**Exercise instructions:** Look through the listing below and give the number of lines that hold "Other". Say nothing more.

**Stored data:**
______

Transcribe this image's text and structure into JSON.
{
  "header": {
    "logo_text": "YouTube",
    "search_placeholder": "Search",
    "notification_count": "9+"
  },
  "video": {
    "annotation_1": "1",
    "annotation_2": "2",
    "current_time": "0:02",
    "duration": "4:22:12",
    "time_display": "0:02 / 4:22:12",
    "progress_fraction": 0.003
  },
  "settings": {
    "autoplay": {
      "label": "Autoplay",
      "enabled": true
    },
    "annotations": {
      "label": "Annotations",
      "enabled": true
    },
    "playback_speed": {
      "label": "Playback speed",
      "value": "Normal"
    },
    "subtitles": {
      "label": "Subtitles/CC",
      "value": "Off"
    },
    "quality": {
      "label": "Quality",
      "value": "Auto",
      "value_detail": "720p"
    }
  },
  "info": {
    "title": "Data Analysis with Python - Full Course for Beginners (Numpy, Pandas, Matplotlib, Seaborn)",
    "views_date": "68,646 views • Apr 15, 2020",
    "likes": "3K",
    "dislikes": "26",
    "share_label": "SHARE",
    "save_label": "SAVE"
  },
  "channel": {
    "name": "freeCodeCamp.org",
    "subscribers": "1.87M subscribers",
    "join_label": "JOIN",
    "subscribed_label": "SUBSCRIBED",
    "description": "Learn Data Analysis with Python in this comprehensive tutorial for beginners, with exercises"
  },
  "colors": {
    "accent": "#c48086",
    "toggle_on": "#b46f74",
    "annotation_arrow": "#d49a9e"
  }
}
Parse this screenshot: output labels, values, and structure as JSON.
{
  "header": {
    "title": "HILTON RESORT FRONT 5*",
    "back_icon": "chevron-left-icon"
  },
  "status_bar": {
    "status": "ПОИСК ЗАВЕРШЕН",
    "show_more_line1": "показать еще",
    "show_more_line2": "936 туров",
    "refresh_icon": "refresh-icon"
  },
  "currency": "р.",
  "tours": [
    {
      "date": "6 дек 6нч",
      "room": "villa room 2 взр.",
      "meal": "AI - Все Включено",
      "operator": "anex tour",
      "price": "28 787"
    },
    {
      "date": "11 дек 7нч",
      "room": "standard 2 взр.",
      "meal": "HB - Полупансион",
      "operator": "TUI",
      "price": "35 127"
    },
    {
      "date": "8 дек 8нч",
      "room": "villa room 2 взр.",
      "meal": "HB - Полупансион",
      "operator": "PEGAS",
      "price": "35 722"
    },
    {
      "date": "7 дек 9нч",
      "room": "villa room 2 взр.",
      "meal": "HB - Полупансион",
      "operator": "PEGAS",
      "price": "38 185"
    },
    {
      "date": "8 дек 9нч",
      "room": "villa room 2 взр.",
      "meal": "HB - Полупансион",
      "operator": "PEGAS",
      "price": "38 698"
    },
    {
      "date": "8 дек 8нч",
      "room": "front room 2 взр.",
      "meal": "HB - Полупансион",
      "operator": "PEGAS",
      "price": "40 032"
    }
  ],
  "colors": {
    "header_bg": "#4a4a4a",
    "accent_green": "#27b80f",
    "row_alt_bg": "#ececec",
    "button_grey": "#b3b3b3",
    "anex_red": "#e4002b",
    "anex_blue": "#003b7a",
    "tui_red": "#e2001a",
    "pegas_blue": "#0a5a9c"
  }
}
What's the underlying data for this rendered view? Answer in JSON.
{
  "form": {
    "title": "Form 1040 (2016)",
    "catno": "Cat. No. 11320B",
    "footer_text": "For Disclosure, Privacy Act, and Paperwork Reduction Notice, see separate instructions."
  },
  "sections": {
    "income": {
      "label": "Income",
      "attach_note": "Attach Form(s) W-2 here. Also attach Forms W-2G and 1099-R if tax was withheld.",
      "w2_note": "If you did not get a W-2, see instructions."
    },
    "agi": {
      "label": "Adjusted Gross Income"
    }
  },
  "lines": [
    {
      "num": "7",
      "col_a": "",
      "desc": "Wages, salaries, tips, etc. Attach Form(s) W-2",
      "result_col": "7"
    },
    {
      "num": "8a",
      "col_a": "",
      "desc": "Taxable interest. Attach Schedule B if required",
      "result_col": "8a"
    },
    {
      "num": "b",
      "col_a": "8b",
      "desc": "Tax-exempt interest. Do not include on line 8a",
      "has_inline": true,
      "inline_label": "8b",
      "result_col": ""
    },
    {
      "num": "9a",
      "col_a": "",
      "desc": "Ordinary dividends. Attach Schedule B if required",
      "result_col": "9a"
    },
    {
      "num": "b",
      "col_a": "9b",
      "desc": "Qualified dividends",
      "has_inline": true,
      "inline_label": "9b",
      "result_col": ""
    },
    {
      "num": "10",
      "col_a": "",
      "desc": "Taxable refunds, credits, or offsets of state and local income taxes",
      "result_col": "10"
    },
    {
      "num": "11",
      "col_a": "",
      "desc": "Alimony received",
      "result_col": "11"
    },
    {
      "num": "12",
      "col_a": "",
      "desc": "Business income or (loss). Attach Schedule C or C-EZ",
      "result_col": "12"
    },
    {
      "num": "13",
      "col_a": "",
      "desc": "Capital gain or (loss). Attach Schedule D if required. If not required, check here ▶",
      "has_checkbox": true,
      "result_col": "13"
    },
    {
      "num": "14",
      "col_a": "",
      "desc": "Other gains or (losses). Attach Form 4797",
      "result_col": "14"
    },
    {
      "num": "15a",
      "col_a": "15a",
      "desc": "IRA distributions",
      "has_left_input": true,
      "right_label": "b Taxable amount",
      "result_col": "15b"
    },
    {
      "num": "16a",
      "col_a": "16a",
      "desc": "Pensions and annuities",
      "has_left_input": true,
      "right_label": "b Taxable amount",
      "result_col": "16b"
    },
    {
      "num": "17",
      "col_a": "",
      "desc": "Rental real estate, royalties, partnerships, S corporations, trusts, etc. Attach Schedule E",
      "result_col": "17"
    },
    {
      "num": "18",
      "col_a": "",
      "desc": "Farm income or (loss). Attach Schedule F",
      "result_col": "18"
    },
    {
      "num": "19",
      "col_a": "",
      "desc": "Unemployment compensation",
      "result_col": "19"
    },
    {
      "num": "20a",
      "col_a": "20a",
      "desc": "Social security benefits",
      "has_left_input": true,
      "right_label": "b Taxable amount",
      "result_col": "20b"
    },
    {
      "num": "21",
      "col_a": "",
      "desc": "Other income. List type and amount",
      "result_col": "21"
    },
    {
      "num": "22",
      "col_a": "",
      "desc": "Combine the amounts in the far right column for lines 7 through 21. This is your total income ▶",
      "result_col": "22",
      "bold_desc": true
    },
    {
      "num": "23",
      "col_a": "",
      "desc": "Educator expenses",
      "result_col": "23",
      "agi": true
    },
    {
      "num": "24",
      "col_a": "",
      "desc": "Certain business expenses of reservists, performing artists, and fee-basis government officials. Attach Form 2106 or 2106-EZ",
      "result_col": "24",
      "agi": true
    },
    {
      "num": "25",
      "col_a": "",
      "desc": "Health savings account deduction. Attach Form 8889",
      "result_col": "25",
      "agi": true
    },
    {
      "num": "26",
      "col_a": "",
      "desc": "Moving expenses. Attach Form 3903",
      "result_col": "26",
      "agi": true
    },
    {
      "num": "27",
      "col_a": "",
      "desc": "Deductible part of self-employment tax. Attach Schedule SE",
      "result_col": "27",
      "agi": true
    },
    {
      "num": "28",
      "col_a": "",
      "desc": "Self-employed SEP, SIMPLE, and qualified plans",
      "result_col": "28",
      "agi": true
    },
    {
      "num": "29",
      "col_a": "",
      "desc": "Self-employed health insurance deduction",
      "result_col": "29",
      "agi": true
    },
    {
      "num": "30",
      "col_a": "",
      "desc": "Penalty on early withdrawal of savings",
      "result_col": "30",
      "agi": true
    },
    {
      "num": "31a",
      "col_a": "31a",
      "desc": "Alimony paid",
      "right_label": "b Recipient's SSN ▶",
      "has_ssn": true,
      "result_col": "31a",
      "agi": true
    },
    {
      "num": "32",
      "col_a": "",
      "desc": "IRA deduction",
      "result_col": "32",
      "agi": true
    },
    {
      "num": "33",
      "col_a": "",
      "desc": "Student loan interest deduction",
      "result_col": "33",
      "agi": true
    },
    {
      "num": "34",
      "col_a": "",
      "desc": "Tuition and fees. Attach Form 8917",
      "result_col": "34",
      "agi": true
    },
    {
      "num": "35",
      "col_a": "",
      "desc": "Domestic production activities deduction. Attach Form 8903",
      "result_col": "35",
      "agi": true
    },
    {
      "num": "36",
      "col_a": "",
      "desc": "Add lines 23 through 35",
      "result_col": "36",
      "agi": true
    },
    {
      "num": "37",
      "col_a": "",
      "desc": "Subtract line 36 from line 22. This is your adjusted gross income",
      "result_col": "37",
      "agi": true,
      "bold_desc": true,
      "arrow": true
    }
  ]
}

______

**Full response:** 2